Collected data
Start
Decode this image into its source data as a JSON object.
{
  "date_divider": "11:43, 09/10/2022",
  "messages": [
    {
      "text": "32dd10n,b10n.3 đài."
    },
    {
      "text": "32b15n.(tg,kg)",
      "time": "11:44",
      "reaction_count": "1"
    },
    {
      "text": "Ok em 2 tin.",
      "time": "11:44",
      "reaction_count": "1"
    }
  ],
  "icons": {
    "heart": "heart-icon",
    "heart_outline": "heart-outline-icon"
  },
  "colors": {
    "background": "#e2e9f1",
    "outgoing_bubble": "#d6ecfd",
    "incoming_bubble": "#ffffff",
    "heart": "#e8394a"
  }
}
End
### Exercise brief
Extract all lines of the records above that include "heart".

### Solved problem
    "heart": "heart-icon",
    "heart_outline": "heart-outline-icon"
    "heart": "#e8394a"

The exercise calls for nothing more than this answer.